▸ TASK STATEMENT: Copy the data that follows exactly. Include no pictures.
— Start of AVAILABLE RECORDS —
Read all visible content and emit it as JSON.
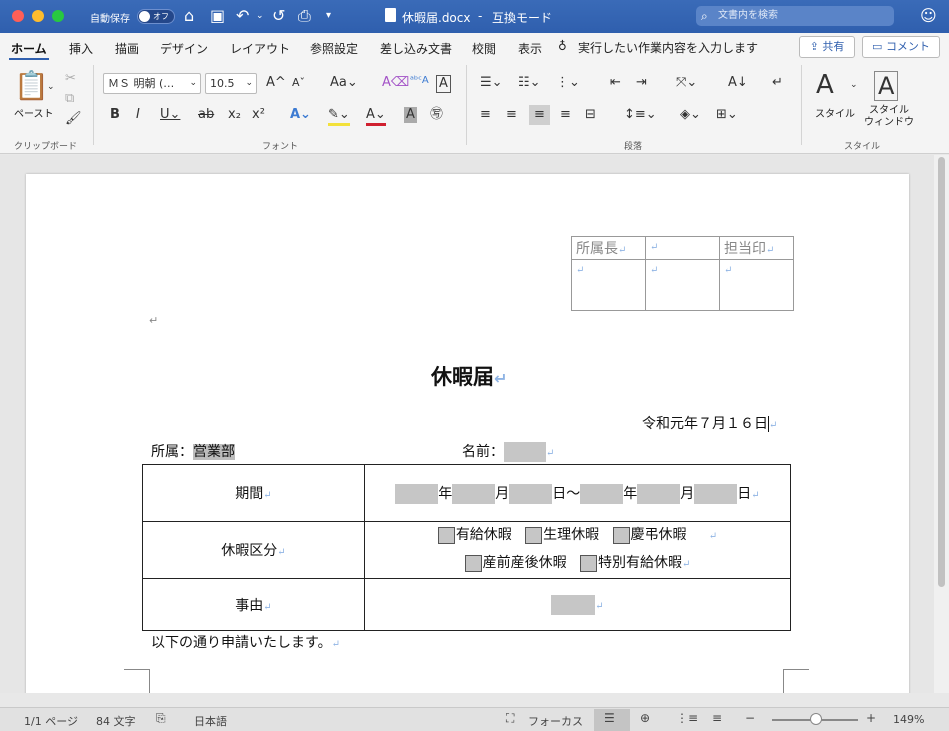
{
  "titlebar": {
    "autosave": "自動保存",
    "toggle_state": "オフ",
    "doc_title": "休暇届.docx",
    "separator": "-",
    "mode": "互換モード",
    "search_placeholder": "文書内を検索"
  },
  "ribbon": {
    "tabs": [
      "ホーム",
      "挿入",
      "描画",
      "デザイン",
      "レイアウト",
      "参照設定",
      "差し込み文書",
      "校閲",
      "表示"
    ],
    "tellme": "実行したい作業内容を入力します",
    "share": "共有",
    "comment": "コメント",
    "paste": "ペースト",
    "font_name": "ＭＳ 明朝 (…",
    "font_size": "10.5",
    "style_btn": "スタイル",
    "style_window": "スタイル\nウィンドウ",
    "groups": {
      "clipboard": "クリップボード",
      "font": "フォント",
      "paragraph": "段落",
      "styles": "スタイル"
    }
  },
  "doc": {
    "stamp": {
      "header": [
        "所属長",
        "",
        "担当印"
      ]
    },
    "title": "休暇届",
    "date": "令和元年７月１６日",
    "affiliation_label": "所属：",
    "affiliation_value": "営業部",
    "name_label": "名前：",
    "rows": {
      "period_label": "期間",
      "period_parts": [
        "年",
        "月",
        "日～",
        "年",
        "月",
        "日"
      ],
      "type_label": "休暇区分",
      "types_line1": [
        "有給休暇",
        "生理休暇",
        "慶弔休暇"
      ],
      "types_line2": [
        "産前産後休暇",
        "特別有給休暇"
      ],
      "reason_label": "事由"
    },
    "request": "以下の通り申請いたします。"
  },
  "statusbar": {
    "page": "1/1 ページ",
    "words": "84 文字",
    "lang": "日本語",
    "focus": "フォーカス",
    "zoom": "149%"
  }
}
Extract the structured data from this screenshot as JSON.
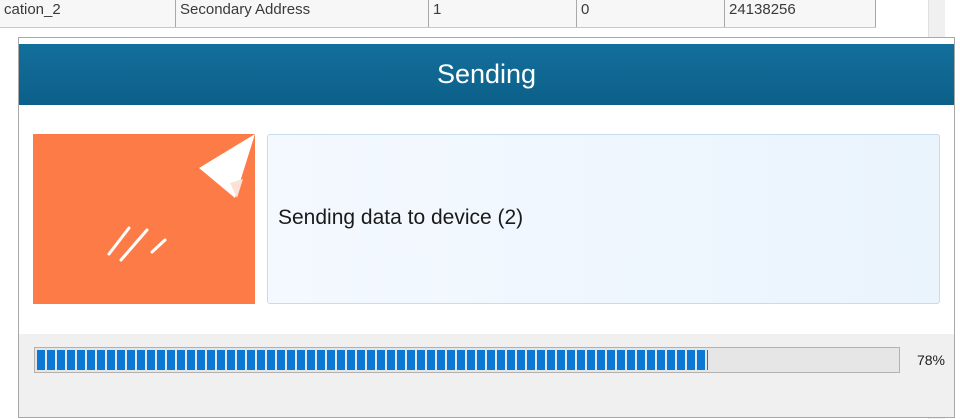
{
  "background_table": {
    "cells": [
      "cation_2",
      "Secondary Address",
      "1",
      "0",
      "24138256"
    ]
  },
  "dialog": {
    "title": "Sending",
    "message": "Sending data to device (2)",
    "progress": {
      "value_percent": 78,
      "label": "78%"
    }
  },
  "icons": {
    "tile_icon": "paper-plane-icon"
  },
  "colors": {
    "title_bar": "#0c6089",
    "tile_background": "#fd7b46",
    "progress_fill": "#0b78d6"
  }
}
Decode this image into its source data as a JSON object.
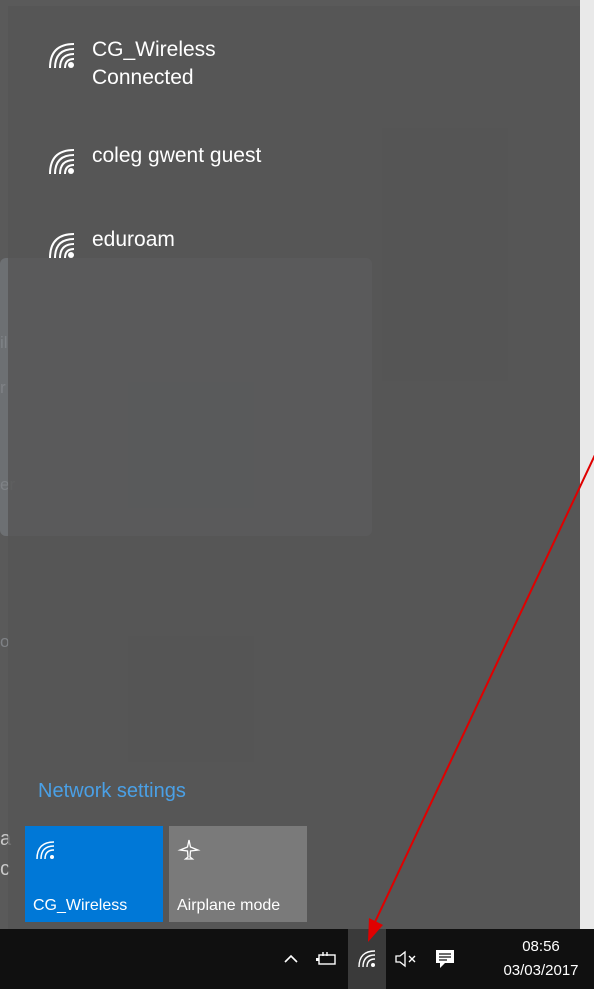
{
  "background": {
    "fragments": [
      "il",
      "r",
      "er",
      "o",
      "a",
      "c"
    ]
  },
  "flyout": {
    "networks": [
      {
        "name": "CG_Wireless",
        "status": "Connected",
        "icon": "wifi-icon"
      },
      {
        "name": "coleg gwent guest",
        "status": "",
        "icon": "wifi-icon"
      },
      {
        "name": "eduroam",
        "status": "",
        "icon": "wifi-icon"
      }
    ],
    "network_settings_label": "Network settings",
    "tiles": [
      {
        "label": "CG_Wireless",
        "icon": "wifi-icon",
        "state": "on",
        "color": "#0078d7"
      },
      {
        "label": "Airplane mode",
        "icon": "airplane-icon",
        "state": "off",
        "color": "#7a7a7a"
      }
    ]
  },
  "taskbar": {
    "tray_icons": [
      "chevron-up-icon",
      "battery-icon",
      "wifi-icon",
      "volume-muted-icon",
      "action-center-icon"
    ],
    "time": "08:56",
    "date": "03/03/2017"
  },
  "annotation": {
    "color": "#e00000"
  }
}
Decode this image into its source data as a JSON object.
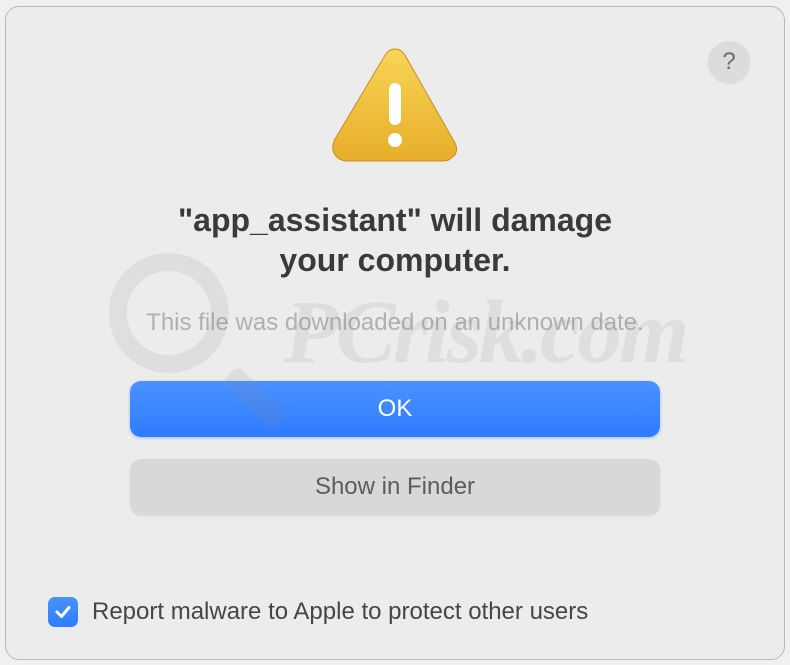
{
  "dialog": {
    "help_label": "?",
    "title_line1": "\"app_assistant\" will damage",
    "title_line2": "your computer.",
    "subtitle": "This file was downloaded on an unknown date.",
    "ok_label": "OK",
    "show_in_finder_label": "Show in Finder",
    "checkbox_label": "Report malware to Apple to protect other users",
    "checkbox_checked": true
  },
  "watermark": {
    "text": "PCrisk.com"
  }
}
— End of AVAILABLE RECORDS —
▸ EXERCISE SOLUTION:
Read all visible content and emit it as JSON.
{
  "titlebar": {
    "autosave": "自動保存",
    "toggle_state": "オフ",
    "doc_title": "休暇届.docx",
    "separator": "-",
    "mode": "互換モード",
    "search_placeholder": "文書内を検索"
  },
  "ribbon": {
    "tabs": [
      "ホーム",
      "挿入",
      "描画",
      "デザイン",
      "レイアウト",
      "参照設定",
      "差し込み文書",
      "校閲",
      "表示"
    ],
    "tellme": "実行したい作業内容を入力します",
    "share": "共有",
    "comment": "コメント",
    "paste": "ペースト",
    "font_name": "ＭＳ 明朝 (…",
    "font_size": "10.5",
    "style_btn": "スタイル",
    "style_window": "スタイル\nウィンドウ",
    "groups": {
      "clipboard": "クリップボード",
      "font": "フォント",
      "paragraph": "段落",
      "styles": "スタイル"
    }
  },
  "doc": {
    "stamp": {
      "header": [
        "所属長",
        "",
        "担当印"
      ]
    },
    "title": "休暇届",
    "date": "令和元年７月１６日",
    "affiliation_label": "所属：",
    "affiliation_value": "営業部",
    "name_label": "名前：",
    "rows": {
      "period_label": "期間",
      "period_parts": [
        "年",
        "月",
        "日～",
        "年",
        "月",
        "日"
      ],
      "type_label": "休暇区分",
      "types_line1": [
        "有給休暇",
        "生理休暇",
        "慶弔休暇"
      ],
      "types_line2": [
        "産前産後休暇",
        "特別有給休暇"
      ],
      "reason_label": "事由"
    },
    "request": "以下の通り申請いたします。"
  },
  "statusbar": {
    "page": "1/1 ページ",
    "words": "84 文字",
    "lang": "日本語",
    "focus": "フォーカス",
    "zoom": "149%"
  }
}
Extract the structured data from this screenshot as JSON.
{
  "background_table": {
    "cells": [
      "cation_2",
      "Secondary Address",
      "1",
      "0",
      "24138256"
    ]
  },
  "dialog": {
    "title": "Sending",
    "message": "Sending data to device (2)",
    "progress": {
      "value_percent": 78,
      "label": "78%"
    }
  },
  "icons": {
    "tile_icon": "paper-plane-icon"
  },
  "colors": {
    "title_bar": "#0c6089",
    "tile_background": "#fd7b46",
    "progress_fill": "#0b78d6"
  }
}
Decode this image into its source data as a JSON object.
{
  "background": {
    "fragments": [
      "il",
      "r",
      "er",
      "o",
      "a",
      "c"
    ]
  },
  "flyout": {
    "networks": [
      {
        "name": "CG_Wireless",
        "status": "Connected",
        "icon": "wifi-icon"
      },
      {
        "name": "coleg gwent guest",
        "status": "",
        "icon": "wifi-icon"
      },
      {
        "name": "eduroam",
        "status": "",
        "icon": "wifi-icon"
      }
    ],
    "network_settings_label": "Network settings",
    "tiles": [
      {
        "label": "CG_Wireless",
        "icon": "wifi-icon",
        "state": "on",
        "color": "#0078d7"
      },
      {
        "label": "Airplane mode",
        "icon": "airplane-icon",
        "state": "off",
        "color": "#7a7a7a"
      }
    ]
  },
  "taskbar": {
    "tray_icons": [
      "chevron-up-icon",
      "battery-icon",
      "wifi-icon",
      "volume-muted-icon",
      "action-center-icon"
    ],
    "time": "08:56",
    "date": "03/03/2017"
  },
  "annotation": {
    "color": "#e00000"
  }
}
Decode this image into its source data as a JSON object.
{
  "dialog": {
    "help_label": "?",
    "title_line1": "\"app_assistant\" will damage",
    "title_line2": "your computer.",
    "subtitle": "This file was downloaded on an unknown date.",
    "ok_label": "OK",
    "show_in_finder_label": "Show in Finder",
    "checkbox_label": "Report malware to Apple to protect other users",
    "checkbox_checked": true
  },
  "watermark": {
    "text": "PCrisk.com"
  }
}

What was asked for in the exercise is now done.